§ **Task objective**
In full and without alteration, give the listing again.
-- START OF Exercise input --
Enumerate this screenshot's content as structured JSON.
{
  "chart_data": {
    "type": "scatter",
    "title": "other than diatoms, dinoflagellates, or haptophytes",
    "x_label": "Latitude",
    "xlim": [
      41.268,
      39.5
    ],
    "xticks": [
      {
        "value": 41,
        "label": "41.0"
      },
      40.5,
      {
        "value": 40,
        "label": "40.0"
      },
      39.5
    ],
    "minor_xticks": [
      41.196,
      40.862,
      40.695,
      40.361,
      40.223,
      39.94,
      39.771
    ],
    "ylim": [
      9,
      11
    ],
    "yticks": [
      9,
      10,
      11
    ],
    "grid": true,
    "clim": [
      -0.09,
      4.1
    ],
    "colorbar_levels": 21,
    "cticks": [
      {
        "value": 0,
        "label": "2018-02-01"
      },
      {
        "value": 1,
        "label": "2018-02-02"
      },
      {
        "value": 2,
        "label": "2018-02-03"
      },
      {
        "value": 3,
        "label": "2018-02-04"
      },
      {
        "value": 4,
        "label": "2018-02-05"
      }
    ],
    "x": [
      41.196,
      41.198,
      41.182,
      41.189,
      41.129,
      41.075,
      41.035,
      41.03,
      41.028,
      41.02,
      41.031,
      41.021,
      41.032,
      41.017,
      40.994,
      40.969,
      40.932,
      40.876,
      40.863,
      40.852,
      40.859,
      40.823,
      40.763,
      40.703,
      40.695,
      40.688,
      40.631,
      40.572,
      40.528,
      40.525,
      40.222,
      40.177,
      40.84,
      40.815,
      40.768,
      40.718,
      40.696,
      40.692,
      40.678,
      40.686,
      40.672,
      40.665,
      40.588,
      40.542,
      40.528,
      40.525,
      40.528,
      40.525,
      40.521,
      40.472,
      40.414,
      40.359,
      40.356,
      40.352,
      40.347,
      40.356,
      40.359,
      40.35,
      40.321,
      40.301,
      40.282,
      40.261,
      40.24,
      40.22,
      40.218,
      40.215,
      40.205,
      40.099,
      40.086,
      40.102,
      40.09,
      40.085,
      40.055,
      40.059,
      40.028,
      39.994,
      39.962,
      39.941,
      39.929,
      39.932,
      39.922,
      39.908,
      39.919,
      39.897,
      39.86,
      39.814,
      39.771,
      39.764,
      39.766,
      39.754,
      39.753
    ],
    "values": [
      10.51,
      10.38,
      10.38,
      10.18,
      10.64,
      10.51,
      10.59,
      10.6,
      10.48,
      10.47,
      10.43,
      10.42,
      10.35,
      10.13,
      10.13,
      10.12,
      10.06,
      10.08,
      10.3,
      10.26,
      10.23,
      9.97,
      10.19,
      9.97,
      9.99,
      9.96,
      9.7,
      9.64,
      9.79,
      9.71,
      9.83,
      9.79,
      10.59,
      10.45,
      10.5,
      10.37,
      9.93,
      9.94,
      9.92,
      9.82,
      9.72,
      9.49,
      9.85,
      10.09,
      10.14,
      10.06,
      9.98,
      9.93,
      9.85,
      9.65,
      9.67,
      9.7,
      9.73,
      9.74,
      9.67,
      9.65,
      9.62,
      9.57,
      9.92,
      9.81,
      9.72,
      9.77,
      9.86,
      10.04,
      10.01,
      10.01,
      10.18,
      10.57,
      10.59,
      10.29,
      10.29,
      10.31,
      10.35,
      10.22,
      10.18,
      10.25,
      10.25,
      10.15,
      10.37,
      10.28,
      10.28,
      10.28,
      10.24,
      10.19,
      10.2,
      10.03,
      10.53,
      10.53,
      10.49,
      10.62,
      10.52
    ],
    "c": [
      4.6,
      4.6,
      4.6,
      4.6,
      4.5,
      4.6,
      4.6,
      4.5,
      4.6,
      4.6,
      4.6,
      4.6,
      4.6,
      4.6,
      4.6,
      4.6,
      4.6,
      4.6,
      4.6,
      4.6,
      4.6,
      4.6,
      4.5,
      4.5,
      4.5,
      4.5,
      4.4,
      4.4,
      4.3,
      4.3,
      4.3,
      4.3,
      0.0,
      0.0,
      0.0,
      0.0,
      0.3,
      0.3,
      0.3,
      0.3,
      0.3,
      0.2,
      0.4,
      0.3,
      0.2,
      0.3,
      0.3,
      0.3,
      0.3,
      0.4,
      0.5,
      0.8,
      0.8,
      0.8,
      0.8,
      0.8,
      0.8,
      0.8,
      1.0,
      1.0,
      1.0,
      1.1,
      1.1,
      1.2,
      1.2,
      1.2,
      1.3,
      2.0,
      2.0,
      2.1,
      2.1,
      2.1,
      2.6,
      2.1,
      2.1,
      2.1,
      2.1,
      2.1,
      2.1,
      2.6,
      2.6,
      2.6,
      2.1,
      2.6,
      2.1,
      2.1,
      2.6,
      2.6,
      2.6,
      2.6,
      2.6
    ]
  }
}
-- END OF Exercise input --
§ **Result of the exercise**
Enumerate this screenshot's content as structured JSON.
{
  "chart_data": {
    "type": "scatter",
    "title": "other than diatoms, dinoflagellates, or haptophytes",
    "x_label": "Latitude",
    "xlim": [
      41.268,
      39.5
    ],
    "xticks": [
      {
        "value": 41,
        "label": "41.0"
      },
      40.5,
      {
        "value": 40,
        "label": "40.0"
      },
      39.5
    ],
    "minor_xticks": [
      41.196,
      40.862,
      40.695,
      40.361,
      40.223,
      39.94,
      39.771
    ],
    "ylim": [
      9,
      11
    ],
    "yticks": [
      9,
      10,
      11
    ],
    "grid": true,
    "clim": [
      -0.09,
      4.1
    ],
    "colorbar_levels": 21,
    "cticks": [
      {
        "value": 0,
        "label": "2018-02-01"
      },
      {
        "value": 1,
        "label": "2018-02-02"
      },
      {
        "value": 2,
        "label": "2018-02-03"
      },
      {
        "value": 3,
        "label": "2018-02-04"
      },
      {
        "value": 4,
        "label": "2018-02-05"
      }
    ],
    "x": [
      41.196,
      41.198,
      41.182,
      41.189,
      41.129,
      41.075,
      41.035,
      41.03,
      41.028,
      41.02,
      41.031,
      41.021,
      41.032,
      41.017,
      40.994,
      40.969,
      40.932,
      40.876,
      40.863,
      40.852,
      40.859,
      40.823,
      40.763,
      40.703,
      40.695,
      40.688,
      40.631,
      40.572,
      40.528,
      40.525,
      40.222,
      40.177,
      40.84,
      40.815,
      40.768,
      40.718,
      40.696,
      40.692,
      40.678,
      40.686,
      40.672,
      40.665,
      40.588,
      40.542,
      40.528,
      40.525,
      40.528,
      40.525,
      40.521,
      40.472,
      40.414,
      40.359,
      40.356,
      40.352,
      40.347,
      40.356,
      40.359,
      40.35,
      40.321,
      40.301,
      40.282,
      40.261,
      40.24,
      40.22,
      40.218,
      40.215,
      40.205,
      40.099,
      40.086,
      40.102,
      40.09,
      40.085,
      40.055,
      40.059,
      40.028,
      39.994,
      39.962,
      39.941,
      39.929,
      39.932,
      39.922,
      39.908,
      39.919,
      39.897,
      39.86,
      39.814,
      39.771,
      39.764,
      39.766,
      39.754,
      39.753
    ],
    "values": [
      10.51,
      10.38,
      10.38,
      10.18,
      10.64,
      10.51,
      10.59,
      10.6,
      10.48,
      10.47,
      10.43,
      10.42,
      10.35,
      10.13,
      10.13,
      10.12,
      10.06,
      10.08,
      10.3,
      10.26,
      10.23,
      9.97,
      10.19,
      9.97,
      9.99,
      9.96,
      9.7,
      9.64,
      9.79,
      9.71,
      9.83,
      9.79,
      10.59,
      10.45,
      10.5,
      10.37,
      9.93,
      9.94,
      9.92,
      9.82,
      9.72,
      9.49,
      9.85,
      10.09,
      10.14,
      10.06,
      9.98,
      9.93,
      9.85,
      9.65,
      9.67,
      9.7,
      9.73,
      9.74,
      9.67,
      9.65,
      9.62,
      9.57,
      9.92,
      9.81,
      9.72,
      9.77,
      9.86,
      10.04,
      10.01,
      10.01,
      10.18,
      10.57,
      10.59,
      10.29,
      10.29,
      10.31,
      10.35,
      10.22,
      10.18,
      10.25,
      10.25,
      10.15,
      10.37,
      10.28,
      10.28,
      10.28,
      10.24,
      10.19,
      10.2,
      10.03,
      10.53,
      10.53,
      10.49,
      10.62,
      10.52
    ],
    "c": [
      4.6,
      4.6,
      4.6,
      4.6,
      4.5,
      4.6,
      4.6,
      4.5,
      4.6,
      4.6,
      4.6,
      4.6,
      4.6,
      4.6,
      4.6,
      4.6,
      4.6,
      4.6,
      4.6,
      4.6,
      4.6,
      4.6,
      4.5,
      4.5,
      4.5,
      4.5,
      4.4,
      4.4,
      4.3,
      4.3,
      4.3,
      4.3,
      0.0,
      0.0,
      0.0,
      0.0,
      0.3,
      0.3,
      0.3,
      0.3,
      0.3,
      0.2,
      0.4,
      0.3,
      0.2,
      0.3,
      0.3,
      0.3,
      0.3,
      0.4,
      0.5,
      0.8,
      0.8,
      0.8,
      0.8,
      0.8,
      0.8,
      0.8,
      1.0,
      1.0,
      1.0,
      1.1,
      1.1,
      1.2,
      1.2,
      1.2,
      1.3,
      2.0,
      2.0,
      2.1,
      2.1,
      2.1,
      2.6,
      2.1,
      2.1,
      2.1,
      2.1,
      2.1,
      2.1,
      2.6,
      2.6,
      2.6,
      2.1,
      2.6,
      2.1,
      2.1,
      2.6,
      2.6,
      2.6,
      2.6,
      2.6
    ]
  }
}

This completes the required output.